[DATA TO PROCESS Boundary: Start]
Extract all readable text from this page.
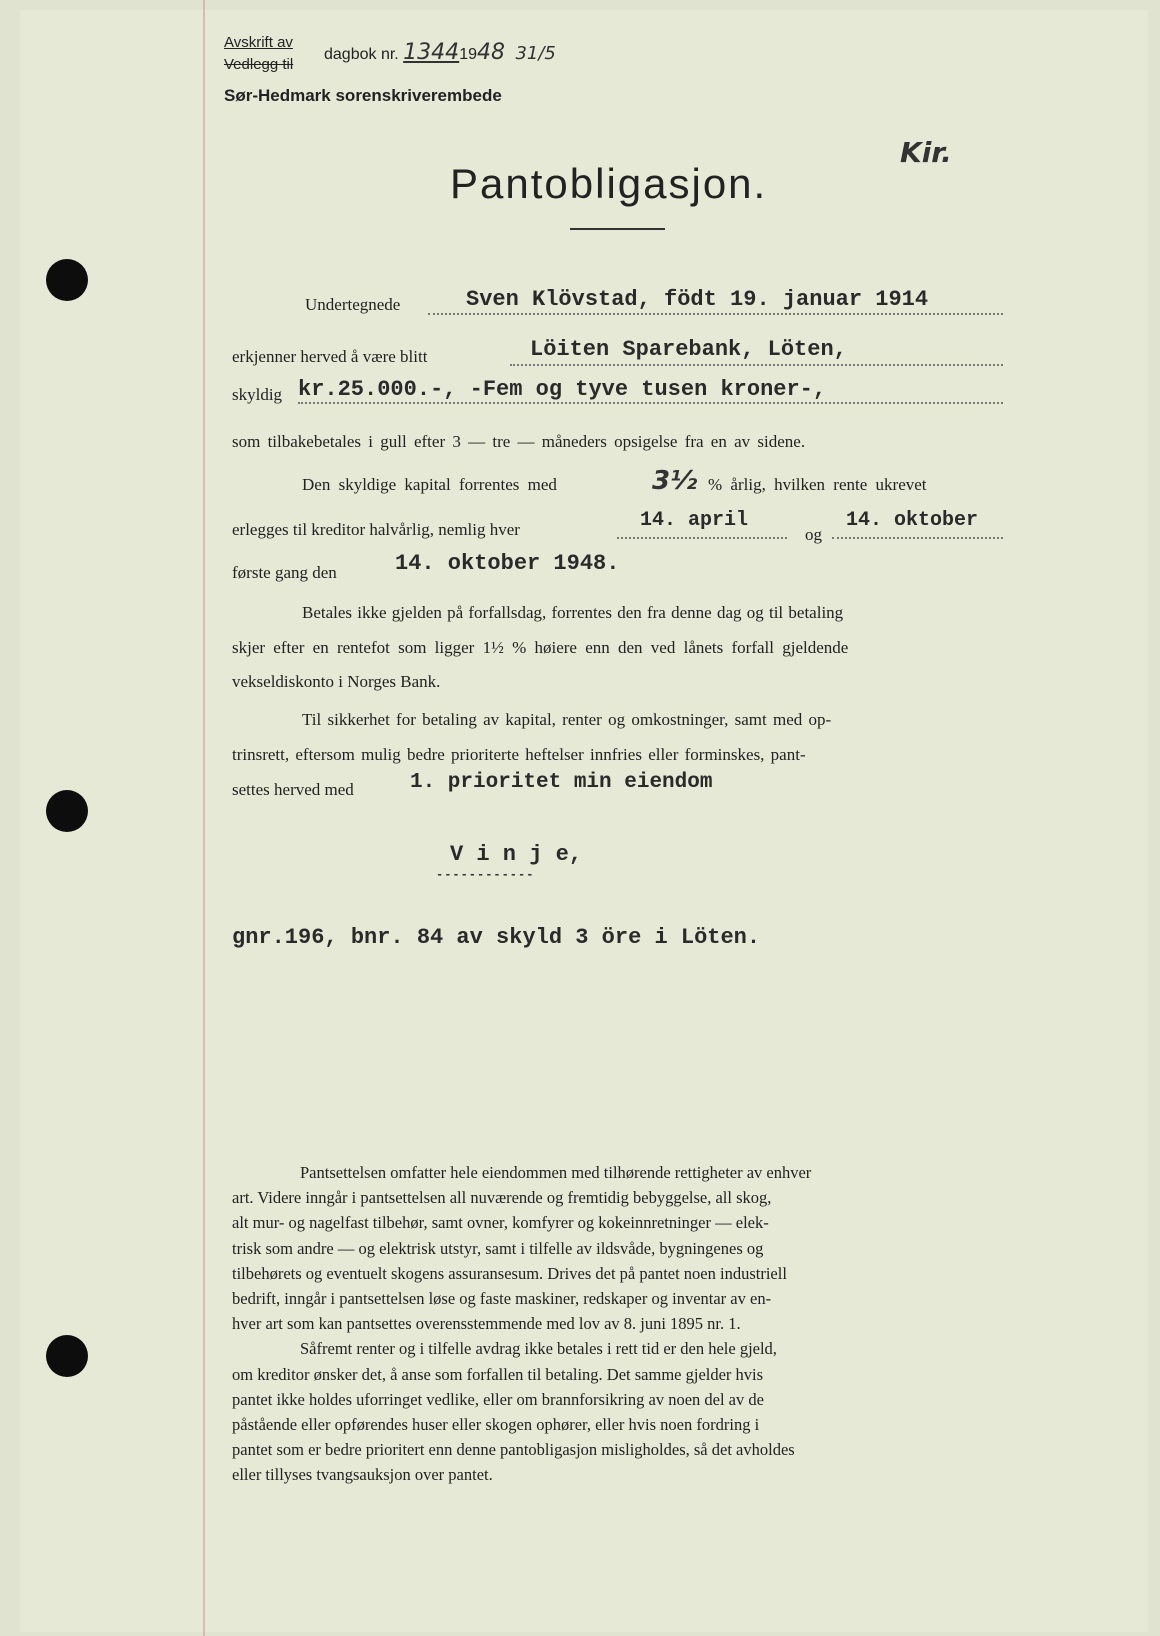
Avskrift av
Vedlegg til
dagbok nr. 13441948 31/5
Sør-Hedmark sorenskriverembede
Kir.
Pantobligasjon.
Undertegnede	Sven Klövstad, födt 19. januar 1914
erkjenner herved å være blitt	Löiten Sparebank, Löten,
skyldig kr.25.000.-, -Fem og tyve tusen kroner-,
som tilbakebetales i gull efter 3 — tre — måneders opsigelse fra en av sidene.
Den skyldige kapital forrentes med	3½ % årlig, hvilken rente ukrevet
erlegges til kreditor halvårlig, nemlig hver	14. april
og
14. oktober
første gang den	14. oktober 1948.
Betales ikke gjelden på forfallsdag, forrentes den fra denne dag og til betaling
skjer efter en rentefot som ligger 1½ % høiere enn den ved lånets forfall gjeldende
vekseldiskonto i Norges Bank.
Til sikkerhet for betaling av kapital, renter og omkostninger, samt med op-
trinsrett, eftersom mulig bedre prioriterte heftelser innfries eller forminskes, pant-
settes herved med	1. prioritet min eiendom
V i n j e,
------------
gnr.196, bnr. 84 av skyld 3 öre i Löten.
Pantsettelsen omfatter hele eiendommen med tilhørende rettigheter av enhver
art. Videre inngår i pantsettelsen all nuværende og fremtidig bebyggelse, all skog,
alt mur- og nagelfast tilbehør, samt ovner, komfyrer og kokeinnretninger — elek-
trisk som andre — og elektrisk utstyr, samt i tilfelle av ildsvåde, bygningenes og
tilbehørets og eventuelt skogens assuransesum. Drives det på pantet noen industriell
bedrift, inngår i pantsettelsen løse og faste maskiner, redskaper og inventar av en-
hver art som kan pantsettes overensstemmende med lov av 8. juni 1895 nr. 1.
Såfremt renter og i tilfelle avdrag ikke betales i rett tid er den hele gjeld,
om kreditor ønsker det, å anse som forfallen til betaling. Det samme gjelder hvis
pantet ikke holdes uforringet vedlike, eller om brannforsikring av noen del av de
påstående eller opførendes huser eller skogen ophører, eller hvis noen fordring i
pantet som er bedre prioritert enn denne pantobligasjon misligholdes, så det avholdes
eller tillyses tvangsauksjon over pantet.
[DATA TO PROCESS Boundary: End]
**PROBLEM**
Could you transcribe the records above exactly, leaving out any pictures?

**ANSWER TO THIS PROBLEM**
Extract all readable text from this page.
Avskrift av
Vedlegg til
dagbok nr. 13441948 31/5
Sør-Hedmark sorenskriverembede
Kir.
Pantobligasjon.
Undertegnede	Sven Klövstad, födt 19. januar 1914
erkjenner herved å være blitt	Löiten Sparebank, Löten,
skyldig kr.25.000.-, -Fem og tyve tusen kroner-,
som tilbakebetales i gull efter 3 — tre — måneders opsigelse fra en av sidene.
Den skyldige kapital forrentes med	3½ % årlig, hvilken rente ukrevet
erlegges til kreditor halvårlig, nemlig hver	14. april
og
14. oktober
første gang den	14. oktober 1948.
Betales ikke gjelden på forfallsdag, forrentes den fra denne dag og til betaling
skjer efter en rentefot som ligger 1½ % høiere enn den ved lånets forfall gjeldende
vekseldiskonto i Norges Bank.
Til sikkerhet for betaling av kapital, renter og omkostninger, samt med op-
trinsrett, eftersom mulig bedre prioriterte heftelser innfries eller forminskes, pant-
settes herved med	1. prioritet min eiendom
V i n j e,
------------
gnr.196, bnr. 84 av skyld 3 öre i Löten.
Pantsettelsen omfatter hele eiendommen med tilhørende rettigheter av enhver
art. Videre inngår i pantsettelsen all nuværende og fremtidig bebyggelse, all skog,
alt mur- og nagelfast tilbehør, samt ovner, komfyrer og kokeinnretninger — elek-
trisk som andre — og elektrisk utstyr, samt i tilfelle av ildsvåde, bygningenes og
tilbehørets og eventuelt skogens assuransesum. Drives det på pantet noen industriell
bedrift, inngår i pantsettelsen løse og faste maskiner, redskaper og inventar av en-
hver art som kan pantsettes overensstemmende med lov av 8. juni 1895 nr. 1.
Såfremt renter og i tilfelle avdrag ikke betales i rett tid er den hele gjeld,
om kreditor ønsker det, å anse som forfallen til betaling. Det samme gjelder hvis
pantet ikke holdes uforringet vedlike, eller om brannforsikring av noen del av de
påstående eller opførendes huser eller skogen ophører, eller hvis noen fordring i
pantet som er bedre prioritert enn denne pantobligasjon misligholdes, så det avholdes
eller tillyses tvangsauksjon over pantet.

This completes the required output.